Entries supplied
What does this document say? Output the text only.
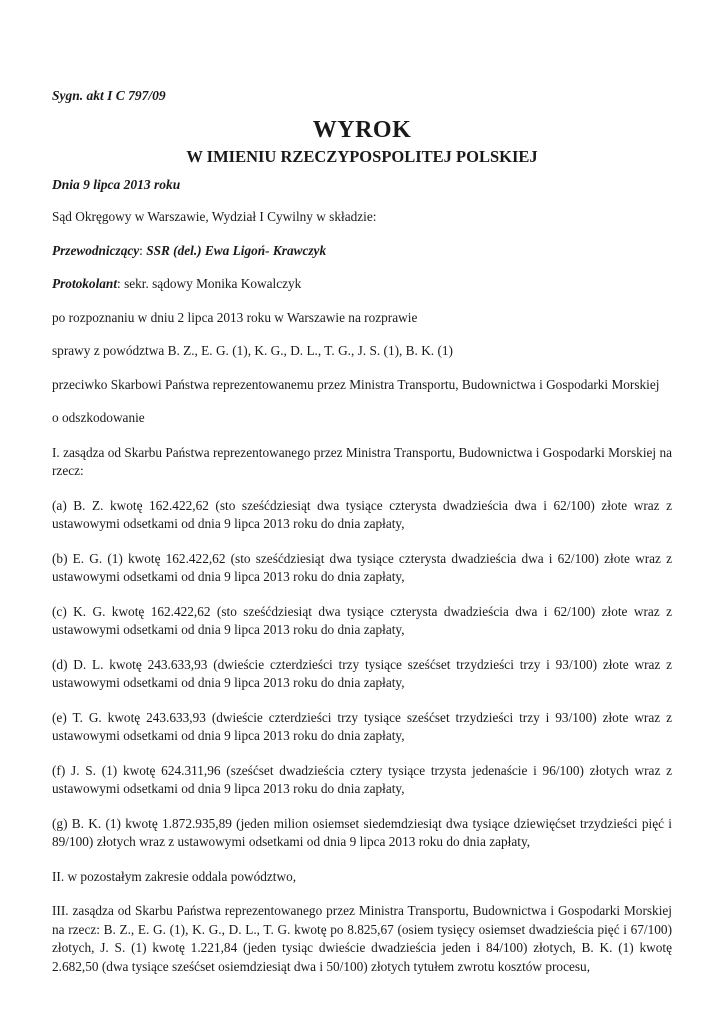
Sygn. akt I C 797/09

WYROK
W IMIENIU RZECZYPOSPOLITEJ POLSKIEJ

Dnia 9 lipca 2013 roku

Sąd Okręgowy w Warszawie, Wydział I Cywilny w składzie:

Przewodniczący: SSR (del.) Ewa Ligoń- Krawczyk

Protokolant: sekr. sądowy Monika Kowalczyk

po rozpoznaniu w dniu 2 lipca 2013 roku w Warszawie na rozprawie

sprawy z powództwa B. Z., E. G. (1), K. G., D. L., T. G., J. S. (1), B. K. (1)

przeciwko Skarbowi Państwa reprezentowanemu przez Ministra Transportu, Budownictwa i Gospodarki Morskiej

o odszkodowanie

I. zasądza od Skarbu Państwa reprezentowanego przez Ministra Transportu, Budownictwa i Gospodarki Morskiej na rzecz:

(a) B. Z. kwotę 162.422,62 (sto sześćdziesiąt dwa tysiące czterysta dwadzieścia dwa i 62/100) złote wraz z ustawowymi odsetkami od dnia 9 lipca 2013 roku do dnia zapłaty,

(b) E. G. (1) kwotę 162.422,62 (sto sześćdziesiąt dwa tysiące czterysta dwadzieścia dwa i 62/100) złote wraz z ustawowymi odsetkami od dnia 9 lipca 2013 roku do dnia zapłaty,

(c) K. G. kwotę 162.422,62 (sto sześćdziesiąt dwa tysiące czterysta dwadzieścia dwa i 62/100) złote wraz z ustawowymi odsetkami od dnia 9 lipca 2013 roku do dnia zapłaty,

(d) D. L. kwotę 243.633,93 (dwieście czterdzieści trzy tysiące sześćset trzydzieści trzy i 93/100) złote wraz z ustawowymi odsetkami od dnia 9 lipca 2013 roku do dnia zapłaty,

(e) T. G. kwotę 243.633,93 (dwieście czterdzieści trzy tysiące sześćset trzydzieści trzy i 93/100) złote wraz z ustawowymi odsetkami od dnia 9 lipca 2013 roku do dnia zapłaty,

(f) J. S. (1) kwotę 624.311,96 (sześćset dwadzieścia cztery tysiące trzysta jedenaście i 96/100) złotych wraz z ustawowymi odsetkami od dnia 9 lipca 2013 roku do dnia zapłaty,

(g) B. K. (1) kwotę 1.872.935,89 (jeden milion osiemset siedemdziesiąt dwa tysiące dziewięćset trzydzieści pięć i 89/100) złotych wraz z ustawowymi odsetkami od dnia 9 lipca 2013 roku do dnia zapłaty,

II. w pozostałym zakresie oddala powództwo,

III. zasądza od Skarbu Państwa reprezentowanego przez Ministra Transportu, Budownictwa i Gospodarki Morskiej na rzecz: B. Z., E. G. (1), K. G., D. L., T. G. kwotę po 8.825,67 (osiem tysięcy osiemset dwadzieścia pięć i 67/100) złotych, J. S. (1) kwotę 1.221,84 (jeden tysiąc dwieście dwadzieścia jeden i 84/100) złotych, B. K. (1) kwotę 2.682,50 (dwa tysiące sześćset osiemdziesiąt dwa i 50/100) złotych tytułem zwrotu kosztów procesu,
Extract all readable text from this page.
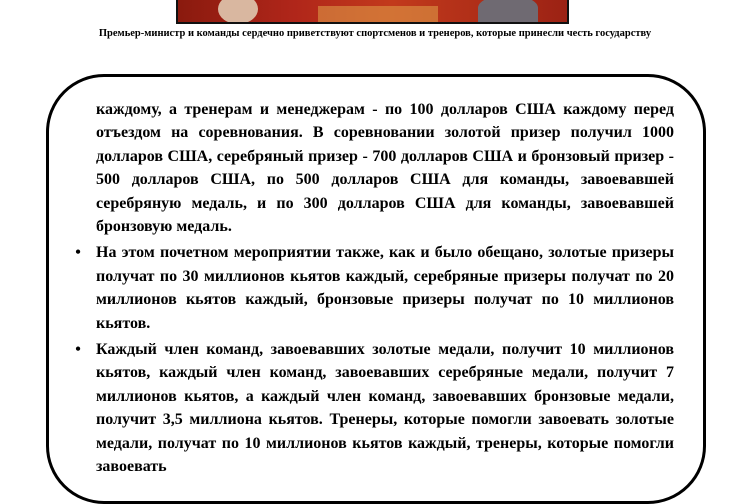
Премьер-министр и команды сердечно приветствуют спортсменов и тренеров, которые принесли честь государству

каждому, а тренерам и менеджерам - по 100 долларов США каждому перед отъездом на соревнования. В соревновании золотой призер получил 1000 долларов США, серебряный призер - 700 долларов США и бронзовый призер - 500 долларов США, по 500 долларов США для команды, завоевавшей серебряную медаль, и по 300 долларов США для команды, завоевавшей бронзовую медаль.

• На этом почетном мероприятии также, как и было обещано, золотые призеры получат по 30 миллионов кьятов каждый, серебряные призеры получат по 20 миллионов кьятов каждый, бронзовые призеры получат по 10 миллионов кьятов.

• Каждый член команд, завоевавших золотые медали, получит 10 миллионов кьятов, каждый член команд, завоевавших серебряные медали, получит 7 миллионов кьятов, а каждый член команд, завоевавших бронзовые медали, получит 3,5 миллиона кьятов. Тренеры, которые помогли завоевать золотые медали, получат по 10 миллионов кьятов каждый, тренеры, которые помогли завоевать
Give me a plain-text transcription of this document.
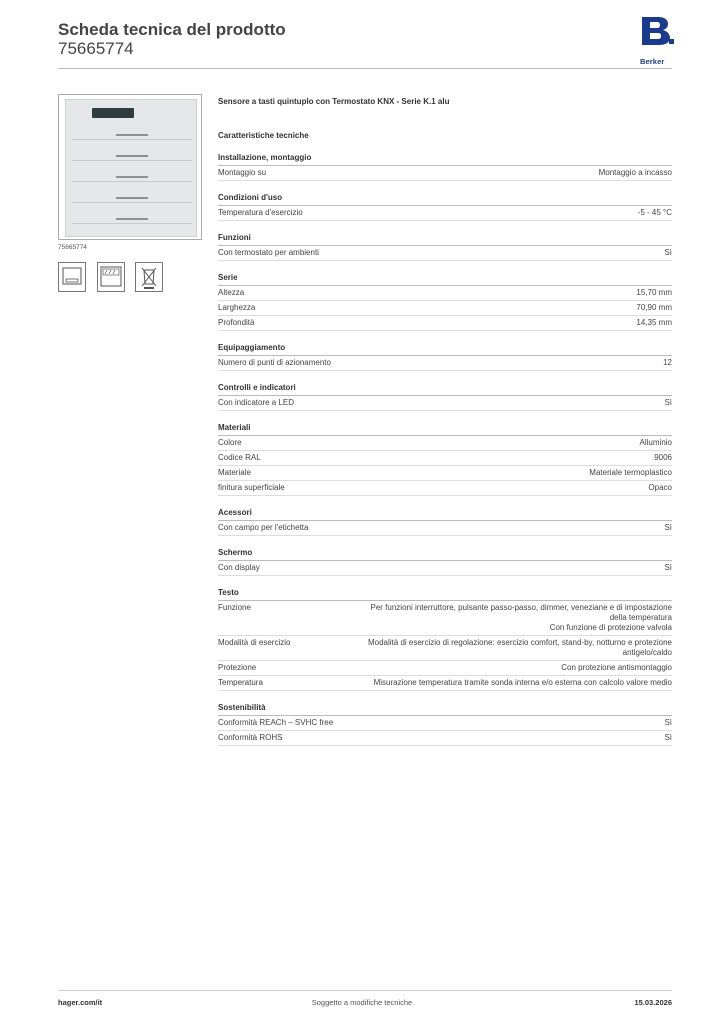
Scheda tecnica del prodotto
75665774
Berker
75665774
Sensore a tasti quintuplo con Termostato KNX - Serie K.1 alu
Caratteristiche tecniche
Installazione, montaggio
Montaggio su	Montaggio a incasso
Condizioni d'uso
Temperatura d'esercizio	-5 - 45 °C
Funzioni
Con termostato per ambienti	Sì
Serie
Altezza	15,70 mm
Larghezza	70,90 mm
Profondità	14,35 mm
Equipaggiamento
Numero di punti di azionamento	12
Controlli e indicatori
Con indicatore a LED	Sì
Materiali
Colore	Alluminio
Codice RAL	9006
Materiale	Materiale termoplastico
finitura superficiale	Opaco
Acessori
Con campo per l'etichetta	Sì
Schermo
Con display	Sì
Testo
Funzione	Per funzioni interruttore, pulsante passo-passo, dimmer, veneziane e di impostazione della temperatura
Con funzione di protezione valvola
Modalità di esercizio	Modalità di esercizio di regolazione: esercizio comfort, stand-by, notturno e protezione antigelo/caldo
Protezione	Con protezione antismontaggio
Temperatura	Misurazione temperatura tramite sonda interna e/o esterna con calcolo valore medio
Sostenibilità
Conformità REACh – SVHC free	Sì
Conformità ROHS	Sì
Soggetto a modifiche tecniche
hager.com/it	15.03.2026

==

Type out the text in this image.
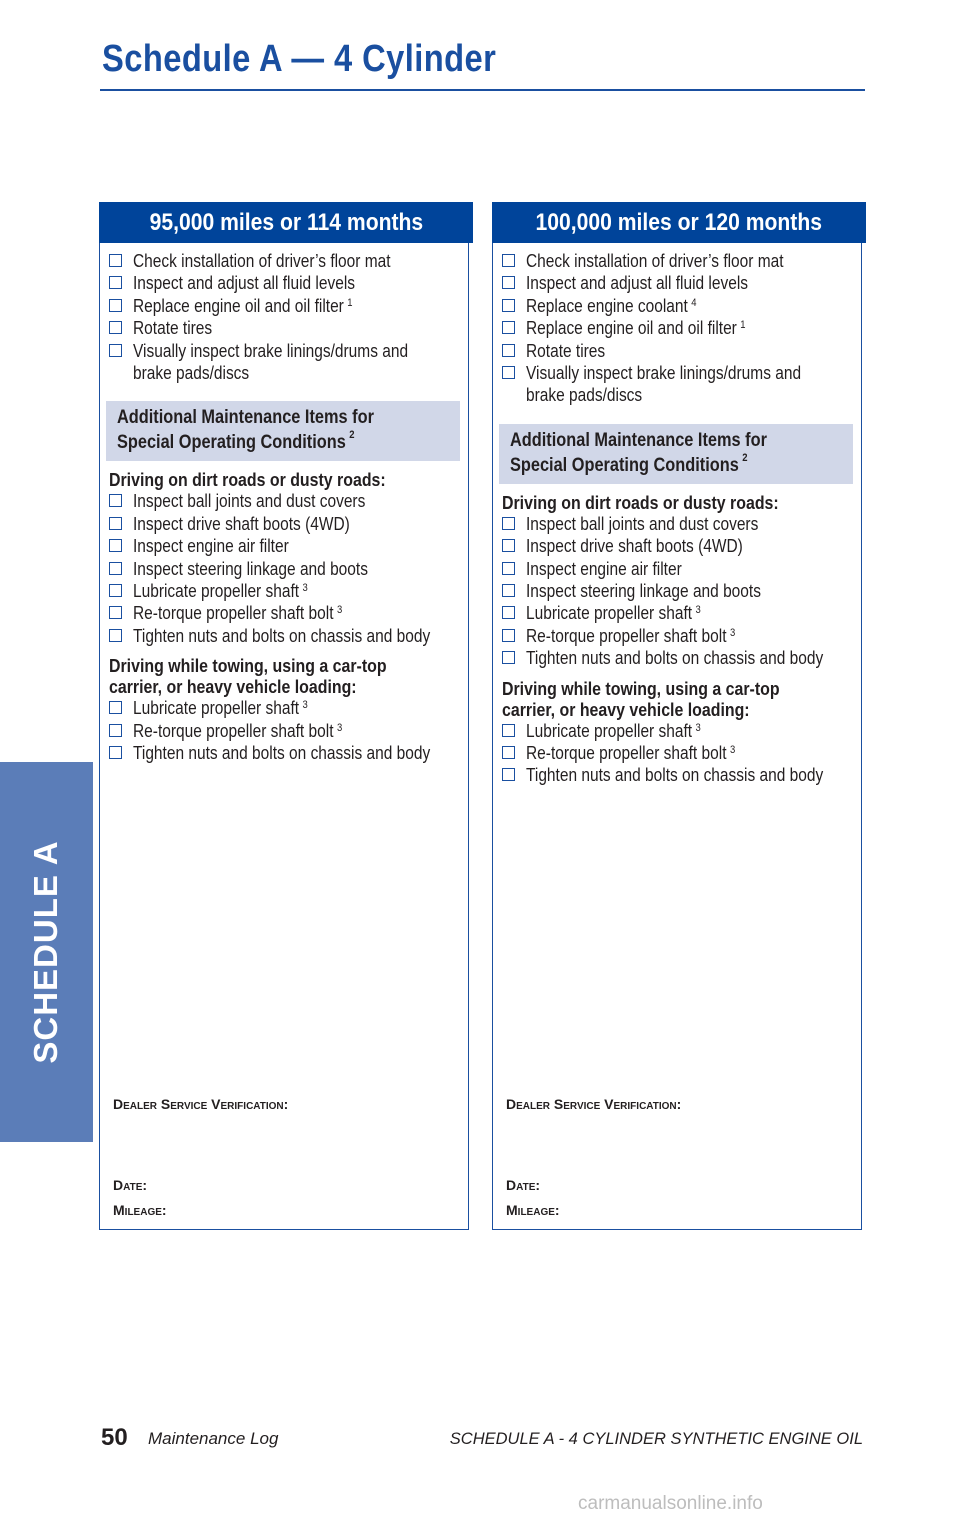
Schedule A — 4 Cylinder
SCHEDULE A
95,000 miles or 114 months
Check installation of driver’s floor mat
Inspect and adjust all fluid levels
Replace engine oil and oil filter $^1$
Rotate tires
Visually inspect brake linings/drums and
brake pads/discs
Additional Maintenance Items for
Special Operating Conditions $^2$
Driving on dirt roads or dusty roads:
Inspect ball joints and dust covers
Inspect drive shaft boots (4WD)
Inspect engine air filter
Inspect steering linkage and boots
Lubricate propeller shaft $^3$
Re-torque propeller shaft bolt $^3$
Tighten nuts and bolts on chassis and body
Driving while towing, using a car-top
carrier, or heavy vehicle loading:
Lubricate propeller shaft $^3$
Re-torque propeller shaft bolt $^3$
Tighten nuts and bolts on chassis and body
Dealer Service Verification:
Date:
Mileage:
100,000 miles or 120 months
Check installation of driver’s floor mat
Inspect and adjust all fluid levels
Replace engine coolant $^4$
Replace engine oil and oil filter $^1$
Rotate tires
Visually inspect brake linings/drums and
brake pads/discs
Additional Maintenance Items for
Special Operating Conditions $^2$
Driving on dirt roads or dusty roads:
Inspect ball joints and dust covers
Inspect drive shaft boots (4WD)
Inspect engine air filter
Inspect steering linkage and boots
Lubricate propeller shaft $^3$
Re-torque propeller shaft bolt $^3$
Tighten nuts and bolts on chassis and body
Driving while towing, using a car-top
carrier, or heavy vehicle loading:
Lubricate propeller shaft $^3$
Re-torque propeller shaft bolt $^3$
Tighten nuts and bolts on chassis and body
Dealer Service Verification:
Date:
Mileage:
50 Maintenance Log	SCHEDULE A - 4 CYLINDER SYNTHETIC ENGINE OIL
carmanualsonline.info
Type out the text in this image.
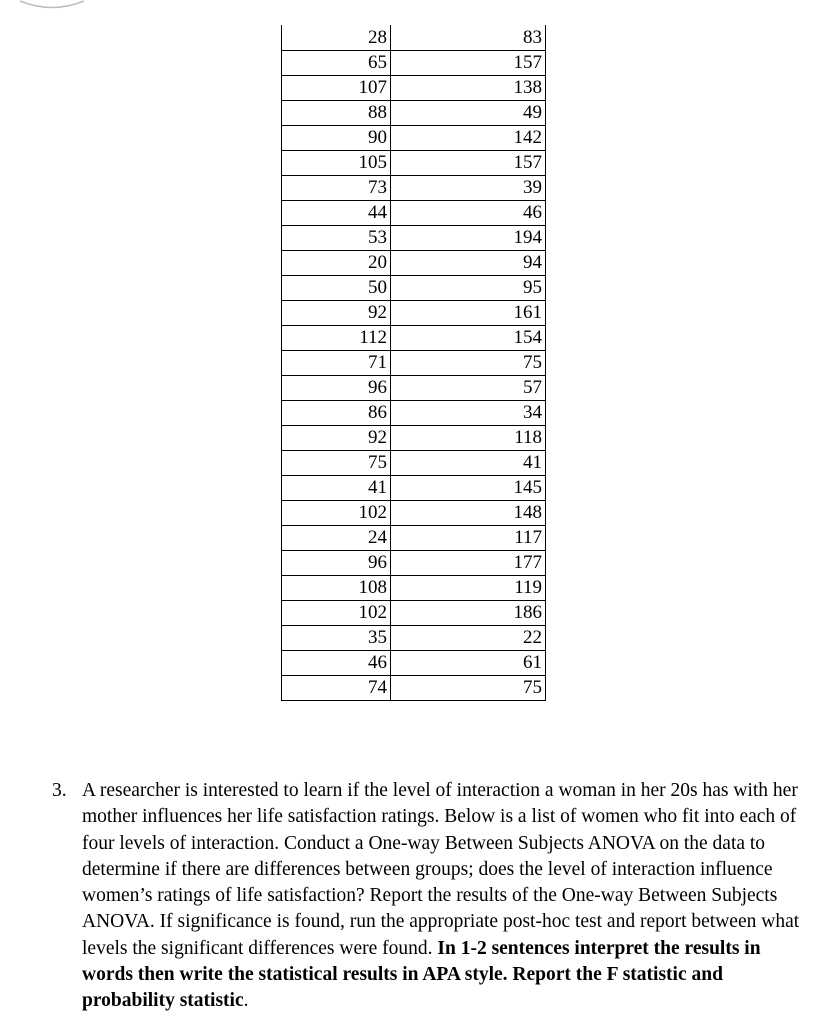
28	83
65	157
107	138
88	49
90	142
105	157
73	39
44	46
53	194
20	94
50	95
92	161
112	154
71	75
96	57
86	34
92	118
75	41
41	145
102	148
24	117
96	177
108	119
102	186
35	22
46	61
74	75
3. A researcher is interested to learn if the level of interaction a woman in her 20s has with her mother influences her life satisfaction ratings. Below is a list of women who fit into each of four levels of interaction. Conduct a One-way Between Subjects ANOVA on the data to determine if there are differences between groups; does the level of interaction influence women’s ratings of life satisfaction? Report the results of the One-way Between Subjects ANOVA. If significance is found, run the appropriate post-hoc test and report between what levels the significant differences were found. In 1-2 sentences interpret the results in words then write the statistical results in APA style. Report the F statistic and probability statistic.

==

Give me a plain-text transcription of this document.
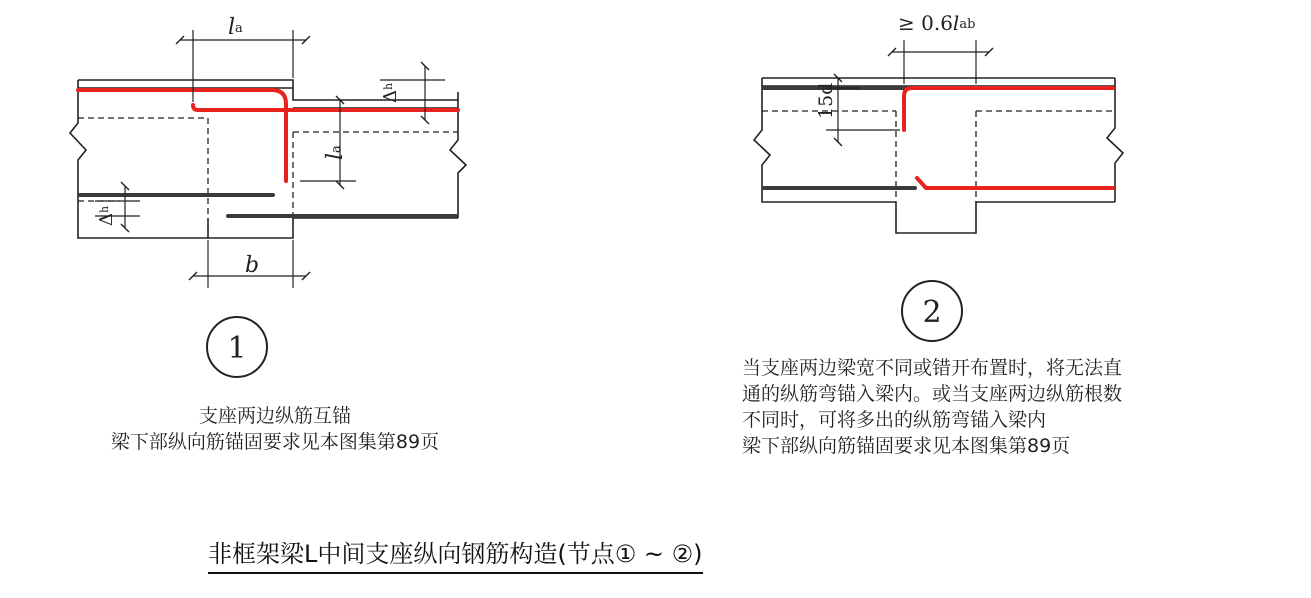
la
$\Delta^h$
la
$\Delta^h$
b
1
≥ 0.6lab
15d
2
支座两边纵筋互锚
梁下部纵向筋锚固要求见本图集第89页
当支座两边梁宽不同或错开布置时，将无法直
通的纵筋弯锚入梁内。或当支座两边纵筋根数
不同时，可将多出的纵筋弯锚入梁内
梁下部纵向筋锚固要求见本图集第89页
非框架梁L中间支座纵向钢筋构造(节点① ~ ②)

Written instruction
Pick out each line above that includes "przez" and show it.

Exercise solution
przeciwko Skarbowi Państwa reprezentowanemu przez Ministra Transportu, Budownictwa i Gospodarki Morskiej
I. zasądza od Skarbu Państwa reprezentowanego przez Ministra Transportu, Budownictwa i Gospodarki Morskiej na rzecz:
III. zasądza od Skarbu Państwa reprezentowanego przez Ministra Transportu, Budownictwa i Gospodarki Morskiej na rzecz: B. Z., E. G. (1), K. G., D. L., T. G. kwotę po 8.825,67 (osiem tysięcy osiemset dwadzieścia pięć i 67/100) złotych, J. S. (1) kwotę 1.221,84 (jeden tysiąc dwieście dwadzieścia jeden i 84/100) złotych, B. K. (1) kwotę 2.682,50 (dwa tysiące sześćset osiemdziesiąt dwa i 50/100) złotych tytułem zwrotu kosztów procesu,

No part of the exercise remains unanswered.